Exercises to complete:
[1] In the book review, at what age was Father Andre Palmeiro sent overseas?
[2] Write a continuation of the book review, picking up after its last sentence.

Document extract:
┄┄┄┄┄┄┄┄┄┄
“The Visitor: Andre Palmeiro and the Jesuits in Asia” by Liam Matthew Brockey. Belknap Press of Harvard University Press (Cambridge, Massachusetts, 2014). 528 pp., $39.95.
“Evangelization in China: Challenges and Prospects” by Kin Sheung Chiaretto Yan. Orbis Books (Maryknoll, New York, 2014). 178 pp., $30.
Taken together, these two books provide a clear introduction to Christianity in China, particularly from the 16th century onward.
“The Visitor,” in fact, takes a much broader scope than China. Author Liam Matthew Brockey, an associate professor of history at Michigan State University, traces the career of Portuguese Jesuit Father Andre Palmeiro, as he rose through the academic ranks at the leading Portuguese Jesuit colleges before being sent overseas at the age of 49.
The author excels at situating the priest within his society and order and brings readers right into the thick of the action:
“On the orders of the count-bishop, the cathedral chapter arranged a citywide procession for the first Friday after the octave of Corpus Christi. On that day in early June the prelate carried a monstrance draped with a black silk veil from the cathedral through the streets of Coimbra, up to the university and down nearly to the riverbank. ‘More people than had ever been seen in the city’ joined in the procession, forming a crowd so large that its front and back ends passed each other on the city’s main thoroughfare,” Brockey writes.
“The Visitor” thus shows the importance of religion and culture. This interplay becomes important when we see Father Palmeiro in Hindu India and later in China, whose cultures were decidedly not Christian. Father Palmeiro as visitor to these areas carried the heavy responsibility of ensuring that the spirit of the order and its original charism were being faithfully lived out, even with the vast distances involved.
┄┄┄┄┄┄┄┄┄┄
Data for analysis:

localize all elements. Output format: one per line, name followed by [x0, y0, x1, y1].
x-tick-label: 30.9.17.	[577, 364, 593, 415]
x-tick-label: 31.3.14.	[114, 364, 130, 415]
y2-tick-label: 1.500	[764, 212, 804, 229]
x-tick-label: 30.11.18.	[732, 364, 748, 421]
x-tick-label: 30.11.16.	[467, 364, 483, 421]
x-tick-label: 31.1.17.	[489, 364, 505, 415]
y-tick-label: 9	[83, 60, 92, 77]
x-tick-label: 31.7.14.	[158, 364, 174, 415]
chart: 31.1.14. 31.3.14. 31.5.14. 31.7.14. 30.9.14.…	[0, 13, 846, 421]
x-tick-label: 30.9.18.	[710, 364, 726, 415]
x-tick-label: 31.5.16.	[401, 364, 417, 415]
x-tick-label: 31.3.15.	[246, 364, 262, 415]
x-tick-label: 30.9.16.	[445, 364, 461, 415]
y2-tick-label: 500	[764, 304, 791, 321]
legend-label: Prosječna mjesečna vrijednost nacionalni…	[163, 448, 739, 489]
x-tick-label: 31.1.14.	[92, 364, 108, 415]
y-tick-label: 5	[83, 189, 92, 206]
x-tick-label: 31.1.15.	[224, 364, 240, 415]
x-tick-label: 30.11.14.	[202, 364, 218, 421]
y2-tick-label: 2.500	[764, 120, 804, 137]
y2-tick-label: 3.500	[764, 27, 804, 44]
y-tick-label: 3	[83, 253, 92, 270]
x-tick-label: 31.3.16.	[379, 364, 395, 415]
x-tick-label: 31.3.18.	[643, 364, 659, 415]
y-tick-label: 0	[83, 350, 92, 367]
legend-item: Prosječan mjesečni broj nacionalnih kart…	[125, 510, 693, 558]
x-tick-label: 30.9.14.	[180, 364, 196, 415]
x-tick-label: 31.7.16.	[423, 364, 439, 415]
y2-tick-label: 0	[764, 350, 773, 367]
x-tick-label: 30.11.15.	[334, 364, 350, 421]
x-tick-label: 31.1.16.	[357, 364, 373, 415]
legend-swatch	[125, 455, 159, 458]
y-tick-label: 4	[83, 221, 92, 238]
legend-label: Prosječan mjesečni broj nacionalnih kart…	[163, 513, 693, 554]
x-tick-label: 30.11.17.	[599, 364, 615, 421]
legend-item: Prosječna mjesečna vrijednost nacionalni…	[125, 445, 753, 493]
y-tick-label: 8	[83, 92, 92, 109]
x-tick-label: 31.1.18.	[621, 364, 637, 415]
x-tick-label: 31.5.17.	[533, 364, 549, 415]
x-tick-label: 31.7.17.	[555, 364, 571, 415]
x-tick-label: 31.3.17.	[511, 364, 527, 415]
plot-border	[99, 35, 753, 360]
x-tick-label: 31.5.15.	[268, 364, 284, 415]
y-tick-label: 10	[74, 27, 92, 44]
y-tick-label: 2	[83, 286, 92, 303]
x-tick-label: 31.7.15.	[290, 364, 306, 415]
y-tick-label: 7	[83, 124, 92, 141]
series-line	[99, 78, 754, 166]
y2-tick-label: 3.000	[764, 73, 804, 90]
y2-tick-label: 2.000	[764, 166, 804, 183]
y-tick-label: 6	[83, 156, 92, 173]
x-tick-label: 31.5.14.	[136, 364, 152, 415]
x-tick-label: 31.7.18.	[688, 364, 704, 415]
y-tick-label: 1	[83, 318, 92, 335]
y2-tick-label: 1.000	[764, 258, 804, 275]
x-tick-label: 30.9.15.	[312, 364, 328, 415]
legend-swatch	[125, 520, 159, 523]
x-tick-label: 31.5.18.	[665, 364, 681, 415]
┄┄┄┄┄┄┄┄┄┄
Responses to the exercise:
[1] At the age of 49.

[2]
The most pressing issue was the extent to which Jesuits could immerse themselves and the Gospel in the local cultures. Could Jesuits, for instance, dress up as Hindu holy men or, in China, as mandarins, in order to fit in with the society’s leaders? And was it right for the order to focus so much on the upper classes?
The book’s downside is that Brockey rarely lets the major figures speak directly to us today, as he describes what they wrote rather than putting primary writings, such as letters and reports to Rome, into the book’s text.
“Evangelization in China” begins with a historical and cultural perspective, giving readers a strong sense of Chinese culture and history, which differ so greatly from that of the West. The country must be accepted on its own terms, rather than be seen through a Western lens if Christianity is to spread. It must be a Chinese Christianity, rather than a westernized one.
The three most influential spiritual and philosophical systems in China — Buddhism, Taoism and Confucianism — interacted with each other in a way that seems strange to the Western perspective, since rather than being at odds, they complemented one another. Broadly speaking, the first offers a transcendent perspective, the second focuses on humans within nature and the cosmos, and the last one teaches proper social relations. Harmony is the great underlying assumption of Chinese culture, and all three religions worked toward this on different levels.
Christianity is thus something of an intrusion into Chinese cultural space, though author Kin Sheung Chiaretto Yan shows the possibilities for its growth. China, again unlike the West, never developed a sphere for religion independent of the state. Religion was always a tool of the ruler, often used for moral teachings. The Catholic Church has had bumpy relations with the Chinese government in recent decades. not only because of the communist ideology of the party, but also due to the basic assumptions in church-state relations.
Taking a mostly Catholic perspective, Chiaretto Yan examines papal attempts at dealing with Chinese culture and politics. He raises some tough questions: “It is worth noting that while many in China might be interested in Christianity, they are hesitant to approach a church entangled in controversy with the government. Why is it that other Christian churches are growing, except for the Catholic Church?”
The author also laments the lack of priestly vocations in China, as its seminaries are almost as empty as in Western countries. On the bright side, they have begun offering courses in continuing education for women religious and priests.
Chiaretto Yan offers no easy solutions, and ends up putting things in the hands of the Holy Spirit, perhaps the only solution available to Chinese Christians at this time.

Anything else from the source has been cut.